* _Data_

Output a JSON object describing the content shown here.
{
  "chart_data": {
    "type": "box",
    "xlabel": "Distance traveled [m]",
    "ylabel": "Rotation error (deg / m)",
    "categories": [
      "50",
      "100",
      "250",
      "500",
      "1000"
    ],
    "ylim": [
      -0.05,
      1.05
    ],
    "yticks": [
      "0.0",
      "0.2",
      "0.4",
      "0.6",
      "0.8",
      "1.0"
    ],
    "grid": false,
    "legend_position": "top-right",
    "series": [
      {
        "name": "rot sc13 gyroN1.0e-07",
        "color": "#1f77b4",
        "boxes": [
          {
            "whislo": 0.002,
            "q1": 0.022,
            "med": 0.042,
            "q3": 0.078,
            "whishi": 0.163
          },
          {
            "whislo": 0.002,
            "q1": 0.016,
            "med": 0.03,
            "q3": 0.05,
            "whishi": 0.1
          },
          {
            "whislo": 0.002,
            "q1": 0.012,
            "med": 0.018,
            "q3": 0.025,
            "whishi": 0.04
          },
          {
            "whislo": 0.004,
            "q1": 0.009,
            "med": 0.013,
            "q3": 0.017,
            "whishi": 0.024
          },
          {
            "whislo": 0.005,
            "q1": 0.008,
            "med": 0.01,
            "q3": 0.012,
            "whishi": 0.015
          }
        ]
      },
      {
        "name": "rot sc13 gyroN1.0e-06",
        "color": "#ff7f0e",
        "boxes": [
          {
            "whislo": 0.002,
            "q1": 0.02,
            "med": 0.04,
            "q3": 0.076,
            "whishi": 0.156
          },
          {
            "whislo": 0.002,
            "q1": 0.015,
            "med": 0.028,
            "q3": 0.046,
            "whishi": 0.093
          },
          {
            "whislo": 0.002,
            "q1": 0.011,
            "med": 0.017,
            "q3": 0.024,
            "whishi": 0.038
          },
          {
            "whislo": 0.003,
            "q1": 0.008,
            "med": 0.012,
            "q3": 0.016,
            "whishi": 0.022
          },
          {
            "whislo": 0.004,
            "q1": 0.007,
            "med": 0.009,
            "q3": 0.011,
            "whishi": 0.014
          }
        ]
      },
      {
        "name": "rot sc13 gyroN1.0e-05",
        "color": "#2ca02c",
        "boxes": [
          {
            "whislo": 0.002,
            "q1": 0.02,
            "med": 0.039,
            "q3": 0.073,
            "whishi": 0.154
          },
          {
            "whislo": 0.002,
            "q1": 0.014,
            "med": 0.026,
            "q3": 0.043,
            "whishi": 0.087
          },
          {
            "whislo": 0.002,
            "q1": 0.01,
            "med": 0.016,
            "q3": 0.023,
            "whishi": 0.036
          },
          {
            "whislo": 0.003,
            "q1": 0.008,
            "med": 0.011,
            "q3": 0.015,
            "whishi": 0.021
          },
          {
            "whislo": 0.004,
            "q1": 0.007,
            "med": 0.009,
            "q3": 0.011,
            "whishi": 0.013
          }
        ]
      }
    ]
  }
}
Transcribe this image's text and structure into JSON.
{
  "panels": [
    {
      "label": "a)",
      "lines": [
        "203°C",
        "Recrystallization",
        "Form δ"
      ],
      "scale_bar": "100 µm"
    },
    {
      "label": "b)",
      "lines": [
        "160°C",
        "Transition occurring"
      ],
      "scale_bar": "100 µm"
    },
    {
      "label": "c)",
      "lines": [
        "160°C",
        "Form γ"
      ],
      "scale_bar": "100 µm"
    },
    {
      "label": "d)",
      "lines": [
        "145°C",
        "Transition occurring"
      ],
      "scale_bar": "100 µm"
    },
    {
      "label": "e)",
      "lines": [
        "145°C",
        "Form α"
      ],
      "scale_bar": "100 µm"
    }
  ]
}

* _Aim_
Write out the data exactly as it stands.

* _Response to the exercise_
Output a JSON object describing the content shown here.
{
  "chart_data": {
    "type": "box",
    "xlabel": "Distance traveled [m]",
    "ylabel": "Rotation error (deg / m)",
    "categories": [
      "50",
      "100",
      "250",
      "500",
      "1000"
    ],
    "ylim": [
      -0.05,
      1.05
    ],
    "yticks": [
      "0.0",
      "0.2",
      "0.4",
      "0.6",
      "0.8",
      "1.0"
    ],
    "grid": false,
    "legend_position": "top-right",
    "series": [
      {
        "name": "rot sc13 gyroN1.0e-07",
        "color": "#1f77b4",
        "boxes": [
          {
            "whislo": 0.002,
            "q1": 0.022,
            "med": 0.042,
            "q3": 0.078,
            "whishi": 0.163
          },
          {
            "whislo": 0.002,
            "q1": 0.016,
            "med": 0.03,
            "q3": 0.05,
            "whishi": 0.1
          },
          {
            "whislo": 0.002,
            "q1": 0.012,
            "med": 0.018,
            "q3": 0.025,
            "whishi": 0.04
          },
          {
            "whislo": 0.004,
            "q1": 0.009,
            "med": 0.013,
            "q3": 0.017,
            "whishi": 0.024
          },
          {
            "whislo": 0.005,
            "q1": 0.008,
            "med": 0.01,
            "q3": 0.012,
            "whishi": 0.015
          }
        ]
      },
      {
        "name": "rot sc13 gyroN1.0e-06",
        "color": "#ff7f0e",
        "boxes": [
          {
            "whislo": 0.002,
            "q1": 0.02,
            "med": 0.04,
            "q3": 0.076,
            "whishi": 0.156
          },
          {
            "whislo": 0.002,
            "q1": 0.015,
            "med": 0.028,
            "q3": 0.046,
            "whishi": 0.093
          },
          {
            "whislo": 0.002,
            "q1": 0.011,
            "med": 0.017,
            "q3": 0.024,
            "whishi": 0.038
          },
          {
            "whislo": 0.003,
            "q1": 0.008,
            "med": 0.012,
            "q3": 0.016,
            "whishi": 0.022
          },
          {
            "whislo": 0.004,
            "q1": 0.007,
            "med": 0.009,
            "q3": 0.011,
            "whishi": 0.014
          }
        ]
      },
      {
        "name": "rot sc13 gyroN1.0e-05",
        "color": "#2ca02c",
        "boxes": [
          {
            "whislo": 0.002,
            "q1": 0.02,
            "med": 0.039,
            "q3": 0.073,
            "whishi": 0.154
          },
          {
            "whislo": 0.002,
            "q1": 0.014,
            "med": 0.026,
            "q3": 0.043,
            "whishi": 0.087
          },
          {
            "whislo": 0.002,
            "q1": 0.01,
            "med": 0.016,
            "q3": 0.023,
            "whishi": 0.036
          },
          {
            "whislo": 0.003,
            "q1": 0.008,
            "med": 0.011,
            "q3": 0.015,
            "whishi": 0.021
          },
          {
            "whislo": 0.004,
            "q1": 0.007,
            "med": 0.009,
            "q3": 0.011,
            "whishi": 0.013
          }
        ]
      }
    ]
  }
}
Transcribe this image's text and structure into JSON.
{
  "panels": [
    {
      "label": "a)",
      "lines": [
        "203°C",
        "Recrystallization",
        "Form δ"
      ],
      "scale_bar": "100 µm"
    },
    {
      "label": "b)",
      "lines": [
        "160°C",
        "Transition occurring"
      ],
      "scale_bar": "100 µm"
    },
    {
      "label": "c)",
      "lines": [
        "160°C",
        "Form γ"
      ],
      "scale_bar": "100 µm"
    },
    {
      "label": "d)",
      "lines": [
        "145°C",
        "Transition occurring"
      ],
      "scale_bar": "100 µm"
    },
    {
      "label": "e)",
      "lines": [
        "145°C",
        "Form α"
      ],
      "scale_bar": "100 µm"
    }
  ]
}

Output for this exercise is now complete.